::: Entries

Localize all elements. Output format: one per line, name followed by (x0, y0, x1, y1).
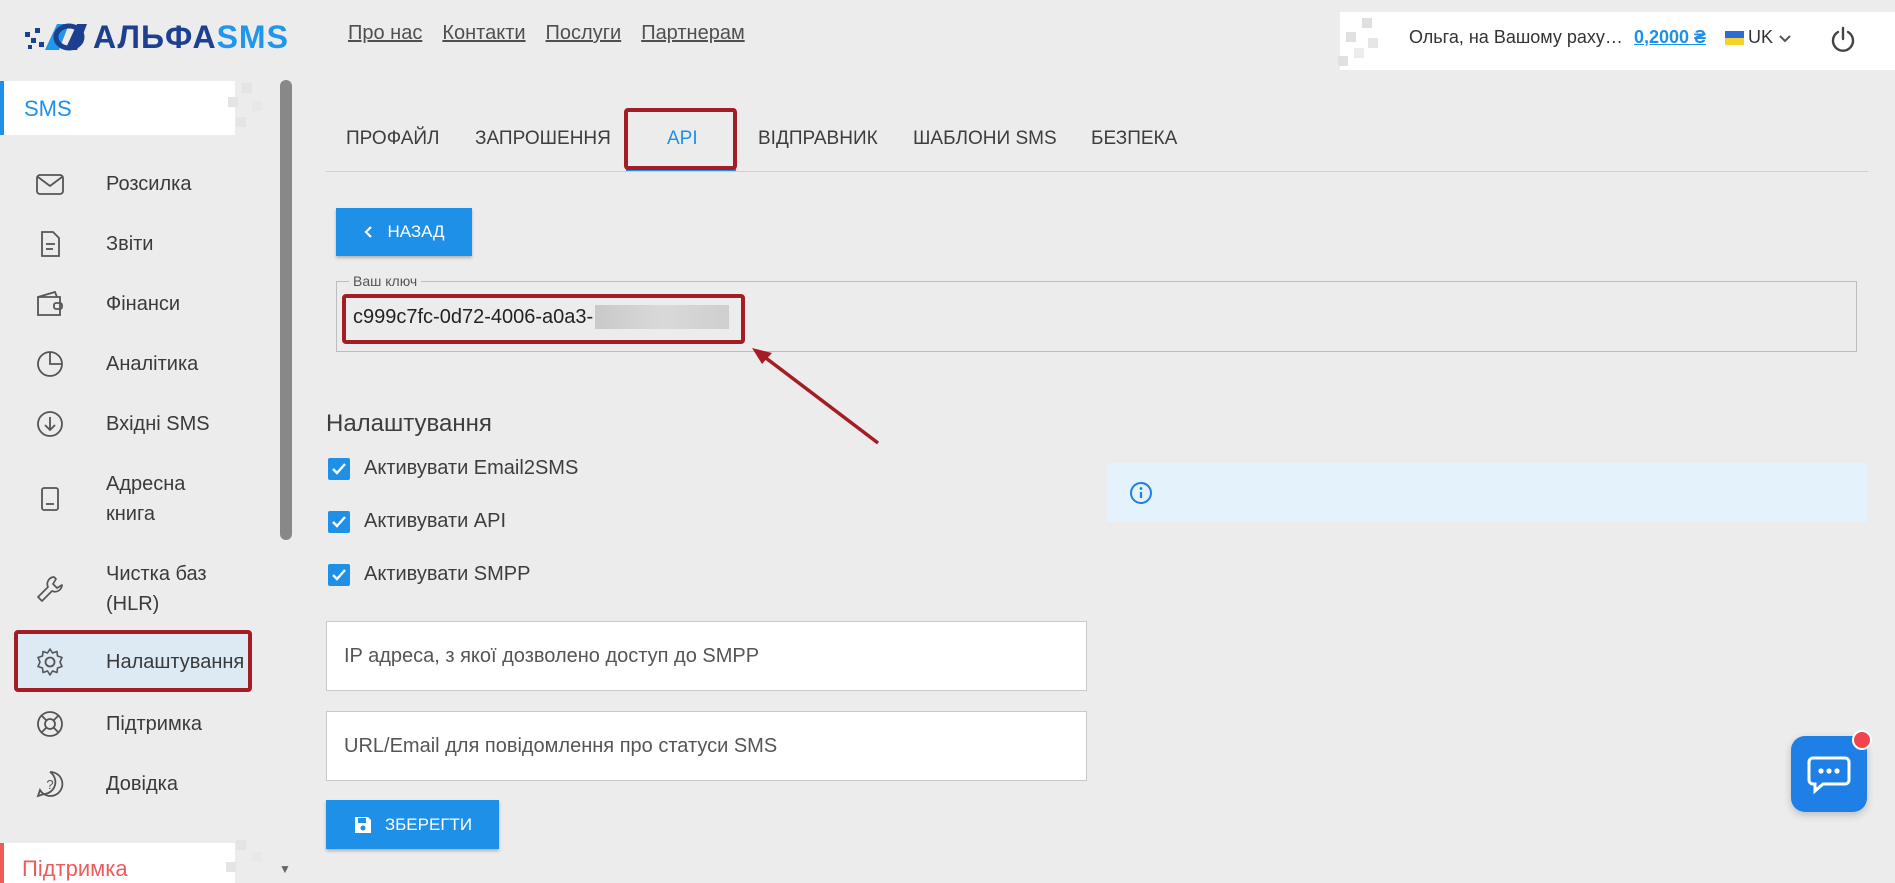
topnav-link-contacts[interactable]: Контакти (442, 22, 525, 45)
address-book-icon (41, 487, 59, 511)
pie-chart-icon (37, 351, 63, 377)
save-button[interactable]: Зберегти (326, 800, 499, 849)
tab-sender[interactable]: Відправник (758, 128, 878, 150)
save-button-label: Зберегти (384, 814, 473, 834)
sidebar-section-header: SMS (0, 81, 235, 135)
envelope-icon (36, 174, 64, 195)
back-button[interactable]: Назад (336, 208, 472, 256)
wallet-icon (37, 290, 63, 316)
ukraine-flag-icon (1725, 30, 1744, 45)
decorative-pixels (228, 83, 262, 127)
sidebar-item-label: Адресна книга (106, 473, 186, 525)
language-code: UK (1748, 27, 1774, 47)
annotation-highlight-api-tab (624, 108, 737, 170)
sidebar-item-support[interactable]: Підтримка (18, 708, 248, 740)
chat-notification-badge (1852, 730, 1872, 750)
topnav-link-partners[interactable]: Партнерам (641, 22, 745, 45)
topnav-link-about[interactable]: Про нас (348, 22, 422, 45)
account-greeting: Ольга, на Вашому раху… (1409, 27, 1623, 47)
language-selector[interactable]: UK (1725, 27, 1793, 48)
lifebuoy-icon (37, 711, 63, 737)
settings-tabs: Профайл Запрошення API Відправник Шаблон… (326, 118, 1868, 172)
sidebar-item-analytics[interactable]: Аналітика (18, 348, 248, 380)
annotation-arrow (752, 348, 880, 445)
chevron-down-icon (1779, 34, 1791, 42)
sidebar-item-label: Фінанси (106, 293, 181, 315)
wrench-icon (37, 576, 63, 602)
sidebar-scrollbar[interactable] (280, 80, 292, 540)
info-icon (1130, 482, 1152, 504)
smpp-checkbox[interactable] (328, 563, 350, 586)
email2sms-checkbox[interactable] (328, 457, 350, 480)
sidebar-item-finances[interactable]: Фінанси (18, 288, 248, 320)
sidebar-item-hlr[interactable]: Чистка баз (HLR) (18, 558, 248, 620)
floppy-disk-icon (354, 816, 371, 833)
sidebar-item-label: Підтримка (106, 713, 203, 735)
logo-text: АЛЬФАSMS (93, 19, 289, 55)
status-url-field (326, 711, 1087, 781)
sidebar-item-label: Аналітика (106, 353, 199, 375)
download-circle-icon (37, 411, 63, 437)
account-balance-link[interactable]: 0,2000 ₴ (1634, 27, 1706, 48)
sidebar-item-address-book[interactable]: Адресна книга (18, 468, 248, 530)
smpp-ip-input[interactable] (327, 622, 1086, 690)
help-circle-icon: ? (36, 771, 64, 798)
back-button-label: Назад (387, 222, 445, 241)
tab-sms-templates[interactable]: Шаблони SMS (913, 128, 1057, 150)
tab-profile[interactable]: Профайл (346, 128, 440, 150)
annotation-highlight-settings (14, 630, 252, 692)
sidebar-item-incoming-sms[interactable]: Вхідні SMS (18, 408, 248, 440)
document-icon (41, 231, 60, 257)
chat-bubble-icon (1807, 756, 1851, 794)
status-url-input[interactable] (327, 712, 1086, 780)
checkmark-icon (332, 462, 346, 475)
header: АЛЬФАSMS Про нас Контакти Послуги Партне… (0, 0, 1895, 78)
annotation-highlight-api-key (342, 294, 745, 344)
email2sms-checkbox-row[interactable]: Активувати Email2SMS (328, 457, 578, 480)
smpp-checkbox-row[interactable]: Активувати SMPP (328, 563, 530, 586)
logout-power-icon[interactable] (1829, 25, 1857, 53)
sidebar-section-label: SMS (24, 96, 72, 121)
sidebar-item-label: Розсилка (106, 173, 192, 195)
settings-section-title: Налаштування (326, 410, 492, 437)
sidebar-support-label: Підтримка (22, 856, 128, 881)
decorative-pixels (1338, 18, 1378, 66)
checkmark-icon (332, 568, 346, 581)
sidebar-item-label: Вхідні SMS (106, 413, 210, 435)
api-label: Активувати API (364, 510, 507, 532)
sidebar-item-help[interactable]: ? Довідка (18, 768, 248, 800)
smpp-ip-field (326, 621, 1087, 691)
logo-mark-icon (25, 23, 87, 51)
email2sms-label: Активувати Email2SMS (364, 457, 579, 479)
tab-invitations[interactable]: Запрошення (475, 128, 611, 150)
scroll-down-arrow-icon[interactable]: ▼ (279, 862, 291, 876)
smpp-label: Активувати SMPP (364, 563, 531, 585)
info-box (1107, 463, 1867, 522)
api-key-legend: Ваш ключ (349, 273, 422, 289)
checkmark-icon (332, 515, 346, 528)
logo[interactable]: АЛЬФАSMS (25, 20, 289, 54)
api-checkbox[interactable] (328, 510, 350, 533)
chevron-left-icon (364, 226, 373, 238)
tab-security[interactable]: Безпека (1091, 128, 1177, 150)
sidebar-item-mailing[interactable]: Розсилка (18, 168, 248, 200)
sidebar-item-reports[interactable]: Звіти (18, 228, 248, 260)
api-checkbox-row[interactable]: Активувати API (328, 510, 506, 533)
sidebar-item-label: Звіти (106, 233, 154, 255)
decorative-pixels (226, 840, 262, 872)
svg-text:?: ? (46, 777, 53, 792)
sidebar-item-label: Чистка баз (HLR) (106, 563, 207, 615)
sidebar-item-label: Довідка (106, 773, 178, 795)
top-navigation: Про нас Контакти Послуги Партнерам (348, 22, 745, 45)
topnav-link-services[interactable]: Послуги (546, 22, 622, 45)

::::::

• [The problem]: Retype the lines above from the line with "topnav-link-contacts[interactable]: Контакти (442, 22, 525, 45)" up to and including the line with "account-balance-link[interactable]: 0,2000 ₴", keeping each one identical.

• [Correct result]:
topnav-link-contacts[interactable]: Контакти (442, 22, 525, 45)
address-book-icon (41, 487, 59, 511)
pie-chart-icon (37, 351, 63, 377)
save-button[interactable]: Зберегти (326, 800, 499, 849)
tab-sender[interactable]: Відправник (758, 128, 878, 150)
save-button-label: Зберегти (384, 814, 473, 834)
sidebar-section-header: SMS (0, 81, 235, 135)
envelope-icon (36, 174, 64, 195)
back-button[interactable]: Назад (336, 208, 472, 256)
wallet-icon (37, 290, 63, 316)
ukraine-flag-icon (1725, 30, 1744, 45)
decorative-pixels (228, 83, 262, 127)
sidebar-item-label: Адресна книга (106, 473, 186, 525)
language-code: UK (1748, 27, 1774, 47)
annotation-highlight-api-tab (624, 108, 737, 170)
sidebar-item-support[interactable]: Підтримка (18, 708, 248, 740)
chat-notification-badge (1852, 730, 1872, 750)
topnav-link-partners[interactable]: Партнерам (641, 22, 745, 45)
topnav-link-about[interactable]: Про нас (348, 22, 422, 45)
account-greeting: Ольга, на Вашому раху… (1409, 27, 1623, 47)
language-selector[interactable]: UK (1725, 27, 1793, 48)
lifebuoy-icon (37, 711, 63, 737)
settings-tabs: Профайл Запрошення API Відправник Шаблон… (326, 118, 1868, 172)
sidebar-item-analytics[interactable]: Аналітика (18, 348, 248, 380)
annotation-arrow (752, 348, 880, 445)
chevron-down-icon (1779, 34, 1791, 42)
sidebar-item-label: Фінанси (106, 293, 181, 315)
wrench-icon (37, 576, 63, 602)
sidebar-scrollbar[interactable] (280, 80, 292, 540)
info-icon (1130, 482, 1152, 504)
smpp-checkbox[interactable] (328, 563, 350, 586)
email2sms-checkbox[interactable] (328, 457, 350, 480)
sidebar-item-finances[interactable]: Фінанси (18, 288, 248, 320)
sidebar-item-hlr[interactable]: Чистка баз (HLR) (18, 558, 248, 620)
floppy-disk-icon (354, 816, 371, 833)
sidebar-item-label: Підтримка (106, 713, 203, 735)
logo-text: АЛЬФАSMS (93, 19, 289, 55)
status-url-field (326, 711, 1087, 781)
sidebar-item-label: Аналітика (106, 353, 199, 375)
download-circle-icon (37, 411, 63, 437)
account-balance-link[interactable]: 0,2000 ₴ (1634, 27, 1706, 48)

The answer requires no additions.